Stated exercise: Repeat every entry in the listing below, exactly.

Data listing:
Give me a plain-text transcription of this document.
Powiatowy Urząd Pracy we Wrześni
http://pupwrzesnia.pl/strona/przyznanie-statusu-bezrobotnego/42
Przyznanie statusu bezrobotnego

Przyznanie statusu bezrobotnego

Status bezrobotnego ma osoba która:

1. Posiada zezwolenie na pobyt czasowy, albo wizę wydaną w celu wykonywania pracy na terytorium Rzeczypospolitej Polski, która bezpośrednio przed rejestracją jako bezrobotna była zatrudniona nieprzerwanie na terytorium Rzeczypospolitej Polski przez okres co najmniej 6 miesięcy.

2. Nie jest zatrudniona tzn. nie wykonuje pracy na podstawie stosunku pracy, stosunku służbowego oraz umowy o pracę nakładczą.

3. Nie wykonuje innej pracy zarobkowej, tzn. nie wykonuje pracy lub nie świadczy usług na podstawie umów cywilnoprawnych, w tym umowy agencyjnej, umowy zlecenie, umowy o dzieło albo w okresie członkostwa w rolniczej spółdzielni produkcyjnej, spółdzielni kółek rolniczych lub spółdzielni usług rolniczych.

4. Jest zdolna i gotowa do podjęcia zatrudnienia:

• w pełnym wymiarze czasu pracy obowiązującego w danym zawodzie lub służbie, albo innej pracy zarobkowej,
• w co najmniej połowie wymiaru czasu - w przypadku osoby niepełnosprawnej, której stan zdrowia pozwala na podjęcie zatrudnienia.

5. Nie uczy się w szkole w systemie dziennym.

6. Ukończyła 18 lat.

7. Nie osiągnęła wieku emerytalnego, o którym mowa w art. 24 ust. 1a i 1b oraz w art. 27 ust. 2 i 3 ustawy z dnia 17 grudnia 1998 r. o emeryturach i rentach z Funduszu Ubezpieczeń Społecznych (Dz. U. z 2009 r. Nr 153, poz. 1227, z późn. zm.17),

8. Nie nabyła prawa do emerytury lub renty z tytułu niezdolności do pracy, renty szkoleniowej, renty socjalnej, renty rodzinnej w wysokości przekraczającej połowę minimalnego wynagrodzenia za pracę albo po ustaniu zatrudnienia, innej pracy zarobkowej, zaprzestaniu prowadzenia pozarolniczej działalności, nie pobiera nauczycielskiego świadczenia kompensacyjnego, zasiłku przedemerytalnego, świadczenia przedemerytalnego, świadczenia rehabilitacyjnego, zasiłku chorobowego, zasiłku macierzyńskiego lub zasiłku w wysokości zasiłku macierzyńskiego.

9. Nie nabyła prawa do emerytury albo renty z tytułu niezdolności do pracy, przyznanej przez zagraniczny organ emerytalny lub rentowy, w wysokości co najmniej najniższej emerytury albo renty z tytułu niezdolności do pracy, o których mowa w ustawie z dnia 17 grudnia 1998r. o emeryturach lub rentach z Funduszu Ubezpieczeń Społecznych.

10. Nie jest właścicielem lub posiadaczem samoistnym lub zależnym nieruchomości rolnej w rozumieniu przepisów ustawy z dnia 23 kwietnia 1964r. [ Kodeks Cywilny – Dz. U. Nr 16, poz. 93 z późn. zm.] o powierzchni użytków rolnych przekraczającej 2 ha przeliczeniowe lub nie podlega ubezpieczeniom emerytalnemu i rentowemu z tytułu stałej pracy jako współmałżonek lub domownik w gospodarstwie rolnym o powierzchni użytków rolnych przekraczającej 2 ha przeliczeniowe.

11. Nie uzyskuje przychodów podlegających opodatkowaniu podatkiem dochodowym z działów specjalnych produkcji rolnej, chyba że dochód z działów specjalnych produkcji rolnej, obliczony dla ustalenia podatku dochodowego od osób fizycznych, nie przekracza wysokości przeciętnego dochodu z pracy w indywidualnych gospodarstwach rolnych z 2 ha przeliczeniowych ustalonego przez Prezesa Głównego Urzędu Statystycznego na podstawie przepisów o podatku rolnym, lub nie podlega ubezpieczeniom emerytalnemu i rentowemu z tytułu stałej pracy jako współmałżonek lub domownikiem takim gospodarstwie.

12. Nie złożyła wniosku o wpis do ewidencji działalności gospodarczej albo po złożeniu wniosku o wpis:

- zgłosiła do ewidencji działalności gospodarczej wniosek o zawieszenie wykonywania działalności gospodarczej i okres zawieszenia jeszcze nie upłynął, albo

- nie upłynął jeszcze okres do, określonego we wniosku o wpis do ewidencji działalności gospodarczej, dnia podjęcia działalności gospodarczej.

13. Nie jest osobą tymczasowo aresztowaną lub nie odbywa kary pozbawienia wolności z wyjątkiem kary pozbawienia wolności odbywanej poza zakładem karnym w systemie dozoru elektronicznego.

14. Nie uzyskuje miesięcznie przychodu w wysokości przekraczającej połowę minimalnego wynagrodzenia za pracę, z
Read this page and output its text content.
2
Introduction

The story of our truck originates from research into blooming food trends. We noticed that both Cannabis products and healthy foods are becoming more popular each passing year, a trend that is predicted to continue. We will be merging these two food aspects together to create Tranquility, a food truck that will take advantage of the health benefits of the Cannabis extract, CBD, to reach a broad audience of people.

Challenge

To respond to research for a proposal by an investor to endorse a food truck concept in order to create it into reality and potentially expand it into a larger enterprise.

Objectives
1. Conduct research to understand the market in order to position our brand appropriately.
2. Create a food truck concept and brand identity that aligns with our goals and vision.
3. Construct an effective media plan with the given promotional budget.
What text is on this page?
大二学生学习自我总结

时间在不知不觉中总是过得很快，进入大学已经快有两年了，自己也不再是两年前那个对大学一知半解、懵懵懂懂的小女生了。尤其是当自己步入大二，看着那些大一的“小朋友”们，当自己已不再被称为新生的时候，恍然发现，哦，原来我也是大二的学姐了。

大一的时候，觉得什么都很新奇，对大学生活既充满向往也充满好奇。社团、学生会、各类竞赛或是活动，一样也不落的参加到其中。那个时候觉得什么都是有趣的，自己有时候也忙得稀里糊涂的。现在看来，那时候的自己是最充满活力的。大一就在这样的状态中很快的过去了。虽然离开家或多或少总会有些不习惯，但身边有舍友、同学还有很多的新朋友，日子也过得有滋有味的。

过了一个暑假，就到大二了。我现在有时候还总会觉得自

Result of this exercise:
Give me a plain-text transcription of this document.
Powiatowy Urząd Pracy we Wrześni
http://pupwrzesnia.pl/strona/przyznanie-statusu-bezrobotnego/42
Przyznanie statusu bezrobotnego

Przyznanie statusu bezrobotnego

Status bezrobotnego ma osoba która:

1. Posiada zezwolenie na pobyt czasowy, albo wizę wydaną w celu wykonywania pracy na terytorium Rzeczypospolitej Polski, która bezpośrednio przed rejestracją jako bezrobotna była zatrudniona nieprzerwanie na terytorium Rzeczypospolitej Polski przez okres co najmniej 6 miesięcy.

2. Nie jest zatrudniona tzn. nie wykonuje pracy na podstawie stosunku pracy, stosunku służbowego oraz umowy o pracę nakładczą.

3. Nie wykonuje innej pracy zarobkowej, tzn. nie wykonuje pracy lub nie świadczy usług na podstawie umów cywilnoprawnych, w tym umowy agencyjnej, umowy zlecenie, umowy o dzieło albo w okresie członkostwa w rolniczej spółdzielni produkcyjnej, spółdzielni kółek rolniczych lub spółdzielni usług rolniczych.

4. Jest zdolna i gotowa do podjęcia zatrudnienia:

• w pełnym wymiarze czasu pracy obowiązującego w danym zawodzie lub służbie, albo innej pracy zarobkowej,
• w co najmniej połowie wymiaru czasu - w przypadku osoby niepełnosprawnej, której stan zdrowia pozwala na podjęcie zatrudnienia.

5. Nie uczy się w szkole w systemie dziennym.

6. Ukończyła 18 lat.

7. Nie osiągnęła wieku emerytalnego, o którym mowa w art. 24 ust. 1a i 1b oraz w art. 27 ust. 2 i 3 ustawy z dnia 17 grudnia 1998 r. o emeryturach i rentach z Funduszu Ubezpieczeń Społecznych (Dz. U. z 2009 r. Nr 153, poz. 1227, z późn. zm.17),

8. Nie nabyła prawa do emerytury lub renty z tytułu niezdolności do pracy, renty szkoleniowej, renty socjalnej, renty rodzinnej w wysokości przekraczającej połowę minimalnego wynagrodzenia za pracę albo po ustaniu zatrudnienia, innej pracy zarobkowej, zaprzestaniu prowadzenia pozarolniczej działalności, nie pobiera nauczycielskiego świadczenia kompensacyjnego, zasiłku przedemerytalnego, świadczenia przedemerytalnego, świadczenia rehabilitacyjnego, zasiłku chorobowego, zasiłku macierzyńskiego lub zasiłku w wysokości zasiłku macierzyńskiego.

9. Nie nabyła prawa do emerytury albo renty z tytułu niezdolności do pracy, przyznanej przez zagraniczny organ emerytalny lub rentowy, w wysokości co najmniej najniższej emerytury albo renty z tytułu niezdolności do pracy, o których mowa w ustawie z dnia 17 grudnia 1998r. o emeryturach lub rentach z Funduszu Ubezpieczeń Społecznych.

10. Nie jest właścicielem lub posiadaczem samoistnym lub zależnym nieruchomości rolnej w rozumieniu przepisów ustawy z dnia 23 kwietnia 1964r. [ Kodeks Cywilny – Dz. U. Nr 16, poz. 93 z późn. zm.] o powierzchni użytków rolnych przekraczającej 2 ha przeliczeniowe lub nie podlega ubezpieczeniom emerytalnemu i rentowemu z tytułu stałej pracy jako współmałżonek lub domownik w gospodarstwie rolnym o powierzchni użytków rolnych przekraczającej 2 ha przeliczeniowe.

11. Nie uzyskuje przychodów podlegających opodatkowaniu podatkiem dochodowym z działów specjalnych produkcji rolnej, chyba że dochód z działów specjalnych produkcji rolnej, obliczony dla ustalenia podatku dochodowego od osób fizycznych, nie przekracza wysokości przeciętnego dochodu z pracy w indywidualnych gospodarstwach rolnych z 2 ha przeliczeniowych ustalonego przez Prezesa Głównego Urzędu Statystycznego na podstawie przepisów o podatku rolnym, lub nie podlega ubezpieczeniom emerytalnemu i rentowemu z tytułu stałej pracy jako współmałżonek lub domownikiem takim gospodarstwie.

12. Nie złożyła wniosku o wpis do ewidencji działalności gospodarczej albo po złożeniu wniosku o wpis:

- zgłosiła do ewidencji działalności gospodarczej wniosek o zawieszenie wykonywania działalności gospodarczej i okres zawieszenia jeszcze nie upłynął, albo

- nie upłynął jeszcze okres do, określonego we wniosku o wpis do ewidencji działalności gospodarczej, dnia podjęcia działalności gospodarczej.

13. Nie jest osobą tymczasowo aresztowaną lub nie odbywa kary pozbawienia wolności z wyjątkiem kary pozbawienia wolności odbywanej poza zakładem karnym w systemie dozoru elektronicznego.

14. Nie uzyskuje miesięcznie przychodu w wysokości przekraczającej połowę minimalnego wynagrodzenia za pracę, z
Read this page and output its text content.
2
Introduction

The story of our truck originates from research into blooming food trends. We noticed that both Cannabis products and healthy foods are becoming more popular each passing year, a trend that is predicted to continue. We will be merging these two food aspects together to create Tranquility, a food truck that will take advantage of the health benefits of the Cannabis extract, CBD, to reach a broad audience of people.

Challenge

To respond to research for a proposal by an investor to endorse a food truck concept in order to create it into reality and potentially expand it into a larger enterprise.

Objectives
1. Conduct research to understand the market in order to position our brand appropriately.
2. Create a food truck concept and brand identity that aligns with our goals and vision.
3. Construct an effective media plan with the given promotional budget.
What text is on this page?
大二学生学习自我总结

时间在不知不觉中总是过得很快，进入大学已经快有两年了，自己也不再是两年前那个对大学一知半解、懵懵懂懂的小女生了。尤其是当自己步入大二，看着那些大一的“小朋友”们，当自己已不再被称为新生的时候，恍然发现，哦，原来我也是大二的学姐了。

大一的时候，觉得什么都很新奇，对大学生活既充满向往也充满好奇。社团、学生会、各类竞赛或是活动，一样也不落的参加到其中。那个时候觉得什么都是有趣的，自己有时候也忙得稀里糊涂的。现在看来，那时候的自己是最充满活力的。大一就在这样的状态中很快的过去了。虽然离开家或多或少总会有些不习惯，但身边有舍友、同学还有很多的新朋友，日子也过得有滋有味的。

过了一个暑假，就到大二了。我现在有时候还总会觉得自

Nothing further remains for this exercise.